(Data records)
+ + + +

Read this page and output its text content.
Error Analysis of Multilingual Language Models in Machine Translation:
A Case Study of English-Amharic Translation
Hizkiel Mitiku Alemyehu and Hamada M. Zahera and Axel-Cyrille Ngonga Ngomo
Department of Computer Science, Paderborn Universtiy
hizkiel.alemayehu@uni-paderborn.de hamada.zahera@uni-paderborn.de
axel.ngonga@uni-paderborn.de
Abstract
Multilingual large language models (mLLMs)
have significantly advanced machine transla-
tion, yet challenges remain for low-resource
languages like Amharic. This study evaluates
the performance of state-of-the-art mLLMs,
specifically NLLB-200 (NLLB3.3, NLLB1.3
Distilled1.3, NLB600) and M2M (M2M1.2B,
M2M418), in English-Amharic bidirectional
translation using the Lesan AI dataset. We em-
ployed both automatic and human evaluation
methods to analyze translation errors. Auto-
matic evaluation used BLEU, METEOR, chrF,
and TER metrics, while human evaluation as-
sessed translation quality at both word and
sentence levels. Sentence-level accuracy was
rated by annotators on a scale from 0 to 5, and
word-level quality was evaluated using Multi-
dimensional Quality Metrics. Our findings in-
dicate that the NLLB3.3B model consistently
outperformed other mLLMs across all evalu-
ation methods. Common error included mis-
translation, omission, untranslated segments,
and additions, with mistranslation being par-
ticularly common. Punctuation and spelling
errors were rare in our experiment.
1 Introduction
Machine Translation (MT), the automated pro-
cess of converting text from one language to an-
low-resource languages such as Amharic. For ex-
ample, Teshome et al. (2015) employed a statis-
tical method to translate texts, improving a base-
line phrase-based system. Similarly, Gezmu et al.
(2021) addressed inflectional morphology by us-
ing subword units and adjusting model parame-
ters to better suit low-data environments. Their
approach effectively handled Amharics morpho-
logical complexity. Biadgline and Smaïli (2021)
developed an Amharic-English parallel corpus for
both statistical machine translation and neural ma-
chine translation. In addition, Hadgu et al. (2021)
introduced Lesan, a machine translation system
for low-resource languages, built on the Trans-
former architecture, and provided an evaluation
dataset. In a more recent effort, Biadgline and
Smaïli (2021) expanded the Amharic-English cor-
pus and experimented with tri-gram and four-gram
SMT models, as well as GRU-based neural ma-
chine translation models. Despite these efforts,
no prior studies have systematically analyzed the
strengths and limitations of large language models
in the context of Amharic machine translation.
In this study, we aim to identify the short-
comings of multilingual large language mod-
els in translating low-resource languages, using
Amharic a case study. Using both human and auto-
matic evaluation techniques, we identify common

+ + + +

TASK REQUIREMENTS
Output the data above exactly, please, line for line.

FULL ANSWER
Read this page and output its text content.
Error Analysis of Multilingual Language Models in Machine Translation:
A Case Study of English-Amharic Translation
Hizkiel Mitiku Alemyehu and Hamada M. Zahera and Axel-Cyrille Ngonga Ngomo
Department of Computer Science, Paderborn Universtiy
hizkiel.alemayehu@uni-paderborn.de hamada.zahera@uni-paderborn.de
axel.ngonga@uni-paderborn.de
Abstract
Multilingual large language models (mLLMs)
have significantly advanced machine transla-
tion, yet challenges remain for low-resource
languages like Amharic. This study evaluates
the performance of state-of-the-art mLLMs,
specifically NLLB-200 (NLLB3.3, NLLB1.3
Distilled1.3, NLB600) and M2M (M2M1.2B,
M2M418), in English-Amharic bidirectional
translation using the Lesan AI dataset. We em-
ployed both automatic and human evaluation
methods to analyze translation errors. Auto-
matic evaluation used BLEU, METEOR, chrF,
and TER metrics, while human evaluation as-
sessed translation quality at both word and
sentence levels. Sentence-level accuracy was
rated by annotators on a scale from 0 to 5, and
word-level quality was evaluated using Multi-
dimensional Quality Metrics. Our findings in-
dicate that the NLLB3.3B model consistently
outperformed other mLLMs across all evalu-
ation methods. Common error included mis-
translation, omission, untranslated segments,
and additions, with mistranslation being par-
ticularly common. Punctuation and spelling
errors were rare in our experiment.
1 Introduction
Machine Translation (MT), the automated pro-
cess of converting text from one language to an-
low-resource languages such as Amharic. For ex-
ample, Teshome et al. (2015) employed a statis-
tical method to translate texts, improving a base-
line phrase-based system. Similarly, Gezmu et al.
(2021) addressed inflectional morphology by us-
ing subword units and adjusting model parame-
ters to better suit low-data environments. Their
approach effectively handled Amharics morpho-
logical complexity. Biadgline and Smaïli (2021)
developed an Amharic-English parallel corpus for
both statistical machine translation and neural ma-
chine translation. In addition, Hadgu et al. (2021)
introduced Lesan, a machine translation system
for low-resource languages, built on the Trans-
former architecture, and provided an evaluation
dataset. In a more recent effort, Biadgline and
Smaïli (2021) expanded the Amharic-English cor-
pus and experimented with tri-gram and four-gram
SMT models, as well as GRU-based neural ma-
chine translation models. Despite these efforts,
no prior studies have systematically analyzed the
strengths and limitations of large language models
in the context of Amharic machine translation.
In this study, we aim to identify the short-
comings of multilingual large language mod-
els in translating low-resource languages, using
Amharic a case study. Using both human and auto-
matic evaluation techniques, we identify common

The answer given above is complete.